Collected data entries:

══════

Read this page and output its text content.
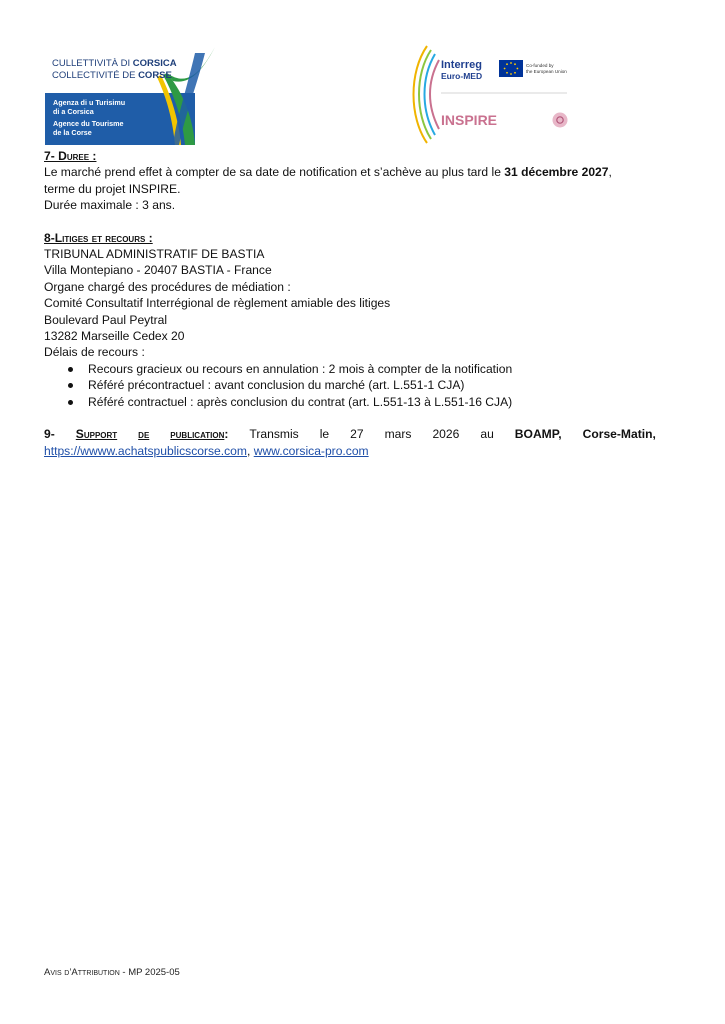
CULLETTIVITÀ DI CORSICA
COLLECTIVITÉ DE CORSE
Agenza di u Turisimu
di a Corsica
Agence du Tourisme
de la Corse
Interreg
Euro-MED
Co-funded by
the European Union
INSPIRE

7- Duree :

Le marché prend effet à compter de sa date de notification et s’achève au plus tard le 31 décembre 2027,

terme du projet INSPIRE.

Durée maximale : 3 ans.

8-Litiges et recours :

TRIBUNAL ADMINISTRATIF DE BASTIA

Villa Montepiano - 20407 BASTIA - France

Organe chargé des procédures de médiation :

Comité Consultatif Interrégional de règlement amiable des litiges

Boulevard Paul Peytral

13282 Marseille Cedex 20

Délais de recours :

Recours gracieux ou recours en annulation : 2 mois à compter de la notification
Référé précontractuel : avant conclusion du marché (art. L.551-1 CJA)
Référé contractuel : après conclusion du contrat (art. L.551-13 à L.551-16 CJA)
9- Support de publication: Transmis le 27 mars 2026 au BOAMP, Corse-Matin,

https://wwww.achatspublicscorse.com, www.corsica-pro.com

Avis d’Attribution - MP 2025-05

══════

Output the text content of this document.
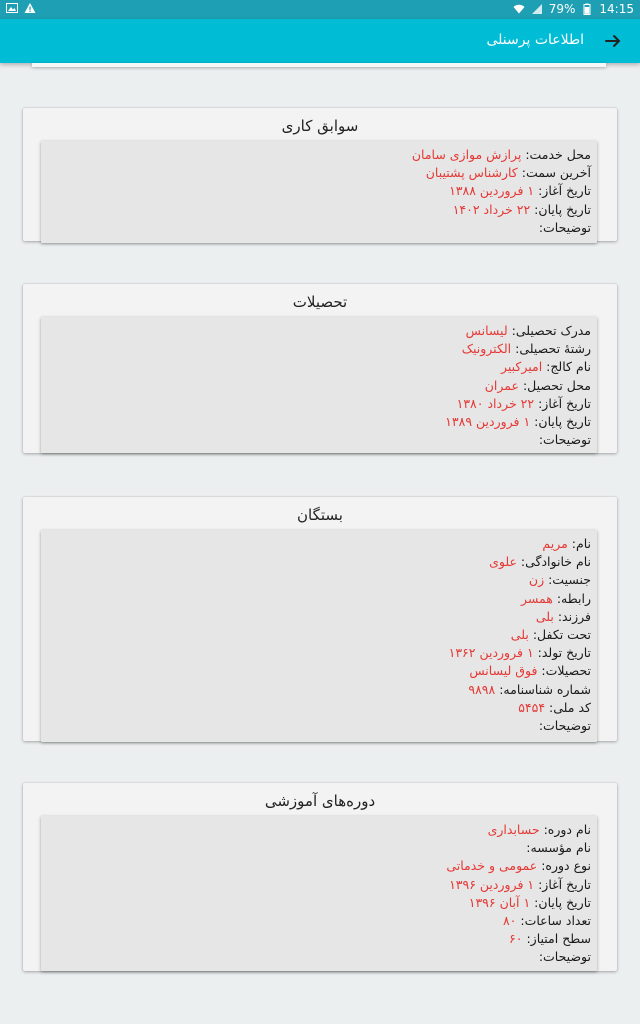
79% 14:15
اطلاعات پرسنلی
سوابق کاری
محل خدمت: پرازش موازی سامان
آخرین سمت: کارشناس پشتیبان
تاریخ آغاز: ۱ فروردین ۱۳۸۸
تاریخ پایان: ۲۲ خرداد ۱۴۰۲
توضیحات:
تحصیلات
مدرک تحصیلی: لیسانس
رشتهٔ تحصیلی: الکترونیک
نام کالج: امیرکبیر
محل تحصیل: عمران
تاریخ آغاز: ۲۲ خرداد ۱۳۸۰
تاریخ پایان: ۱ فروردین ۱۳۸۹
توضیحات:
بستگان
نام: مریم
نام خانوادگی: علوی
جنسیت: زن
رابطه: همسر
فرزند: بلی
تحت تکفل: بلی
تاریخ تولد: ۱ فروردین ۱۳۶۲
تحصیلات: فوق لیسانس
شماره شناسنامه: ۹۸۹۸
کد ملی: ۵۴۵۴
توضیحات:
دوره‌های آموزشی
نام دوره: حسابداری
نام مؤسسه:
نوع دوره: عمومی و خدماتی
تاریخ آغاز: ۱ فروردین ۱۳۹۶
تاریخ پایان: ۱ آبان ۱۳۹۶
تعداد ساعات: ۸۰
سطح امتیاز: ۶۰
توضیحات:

══════

• [Aim of the task]:
Out of the material above, gather each line where "لیسانس" appears.

• [The reply]:
مدرک تحصیلی: لیسانس
تحصیلات: فوق لیسانس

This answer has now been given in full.